■ Do this:
All lines in the data bearing the string "湖南师大附中" should be identified and copied.

■ Material:
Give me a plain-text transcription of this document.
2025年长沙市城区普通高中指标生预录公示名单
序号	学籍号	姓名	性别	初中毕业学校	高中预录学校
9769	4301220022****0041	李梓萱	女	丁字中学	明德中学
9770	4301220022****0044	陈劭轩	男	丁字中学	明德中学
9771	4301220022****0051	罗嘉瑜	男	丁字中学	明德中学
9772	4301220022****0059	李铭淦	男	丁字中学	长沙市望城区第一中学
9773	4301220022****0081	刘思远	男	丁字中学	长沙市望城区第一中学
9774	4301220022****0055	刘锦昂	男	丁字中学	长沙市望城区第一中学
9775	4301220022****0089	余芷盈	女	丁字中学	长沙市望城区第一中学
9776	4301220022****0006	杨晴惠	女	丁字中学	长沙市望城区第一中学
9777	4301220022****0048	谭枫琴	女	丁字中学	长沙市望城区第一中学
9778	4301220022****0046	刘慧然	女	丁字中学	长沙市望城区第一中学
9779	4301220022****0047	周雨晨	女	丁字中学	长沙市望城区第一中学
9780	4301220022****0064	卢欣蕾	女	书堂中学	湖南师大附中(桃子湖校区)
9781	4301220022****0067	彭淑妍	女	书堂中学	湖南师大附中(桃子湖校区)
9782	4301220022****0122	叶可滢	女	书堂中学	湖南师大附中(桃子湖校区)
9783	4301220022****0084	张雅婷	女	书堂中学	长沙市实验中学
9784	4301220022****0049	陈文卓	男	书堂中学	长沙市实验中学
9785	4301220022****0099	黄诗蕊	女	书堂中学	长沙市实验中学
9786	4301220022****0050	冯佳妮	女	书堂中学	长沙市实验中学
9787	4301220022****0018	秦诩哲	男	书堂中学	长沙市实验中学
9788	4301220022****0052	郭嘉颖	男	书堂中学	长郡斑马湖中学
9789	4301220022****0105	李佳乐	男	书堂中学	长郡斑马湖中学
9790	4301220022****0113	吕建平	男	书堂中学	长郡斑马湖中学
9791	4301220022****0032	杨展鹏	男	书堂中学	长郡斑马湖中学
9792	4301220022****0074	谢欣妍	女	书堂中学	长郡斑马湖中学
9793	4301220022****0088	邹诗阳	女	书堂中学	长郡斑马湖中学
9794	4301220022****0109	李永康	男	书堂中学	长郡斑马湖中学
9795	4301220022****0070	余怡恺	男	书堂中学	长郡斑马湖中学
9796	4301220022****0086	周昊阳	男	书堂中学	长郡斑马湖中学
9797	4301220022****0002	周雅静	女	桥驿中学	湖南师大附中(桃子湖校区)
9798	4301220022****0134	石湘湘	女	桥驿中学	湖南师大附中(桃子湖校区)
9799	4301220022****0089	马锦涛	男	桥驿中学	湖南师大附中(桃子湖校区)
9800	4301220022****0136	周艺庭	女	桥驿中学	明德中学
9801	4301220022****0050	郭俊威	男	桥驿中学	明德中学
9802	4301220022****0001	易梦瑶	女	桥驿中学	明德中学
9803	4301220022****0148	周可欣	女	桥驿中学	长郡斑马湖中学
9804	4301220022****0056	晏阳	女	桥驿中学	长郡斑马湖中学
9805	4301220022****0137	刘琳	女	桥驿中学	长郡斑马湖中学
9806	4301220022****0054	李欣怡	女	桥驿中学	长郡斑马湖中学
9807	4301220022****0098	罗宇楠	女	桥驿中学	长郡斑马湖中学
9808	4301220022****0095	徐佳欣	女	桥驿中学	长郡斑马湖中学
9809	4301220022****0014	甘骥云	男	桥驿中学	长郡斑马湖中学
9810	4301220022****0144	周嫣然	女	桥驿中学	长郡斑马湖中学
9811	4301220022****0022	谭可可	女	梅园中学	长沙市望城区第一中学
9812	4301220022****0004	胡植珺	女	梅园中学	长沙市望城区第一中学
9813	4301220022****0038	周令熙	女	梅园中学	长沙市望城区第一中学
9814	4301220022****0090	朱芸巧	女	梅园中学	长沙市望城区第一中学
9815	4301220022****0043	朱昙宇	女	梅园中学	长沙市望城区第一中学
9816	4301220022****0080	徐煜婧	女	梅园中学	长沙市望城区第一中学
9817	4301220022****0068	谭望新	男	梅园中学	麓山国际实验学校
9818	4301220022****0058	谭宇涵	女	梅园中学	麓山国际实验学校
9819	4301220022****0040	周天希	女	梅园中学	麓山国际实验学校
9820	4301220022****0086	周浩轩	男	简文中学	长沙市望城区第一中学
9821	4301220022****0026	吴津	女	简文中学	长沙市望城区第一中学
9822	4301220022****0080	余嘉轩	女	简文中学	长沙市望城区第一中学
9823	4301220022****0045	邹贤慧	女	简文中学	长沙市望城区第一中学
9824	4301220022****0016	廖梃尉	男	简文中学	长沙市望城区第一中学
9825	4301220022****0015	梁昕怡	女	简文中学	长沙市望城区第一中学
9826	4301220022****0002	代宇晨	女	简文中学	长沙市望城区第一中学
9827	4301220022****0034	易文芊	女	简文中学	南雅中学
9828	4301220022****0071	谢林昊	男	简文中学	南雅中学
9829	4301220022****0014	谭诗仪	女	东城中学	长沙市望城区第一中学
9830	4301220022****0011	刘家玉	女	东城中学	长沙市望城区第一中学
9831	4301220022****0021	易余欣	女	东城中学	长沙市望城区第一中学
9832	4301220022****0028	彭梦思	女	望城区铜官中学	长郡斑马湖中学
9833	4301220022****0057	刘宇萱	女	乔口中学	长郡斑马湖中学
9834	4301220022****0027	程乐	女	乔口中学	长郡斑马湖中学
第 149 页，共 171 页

■ Answer to this task:
9780	4301220022****0064	卢欣蕾	女	书堂中学	湖南师大附中(桃子湖校区)
9781	4301220022****0067	彭淑妍	女	书堂中学	湖南师大附中(桃子湖校区)
9782	4301220022****0122	叶可滢	女	书堂中学	湖南师大附中(桃子湖校区)
9797	4301220022****0002	周雅静	女	桥驿中学	湖南师大附中(桃子湖校区)
9798	4301220022****0134	石湘湘	女	桥驿中学	湖南师大附中(桃子湖校区)
9799	4301220022****0089	马锦涛	男	桥驿中学	湖南师大附中(桃子湖校区)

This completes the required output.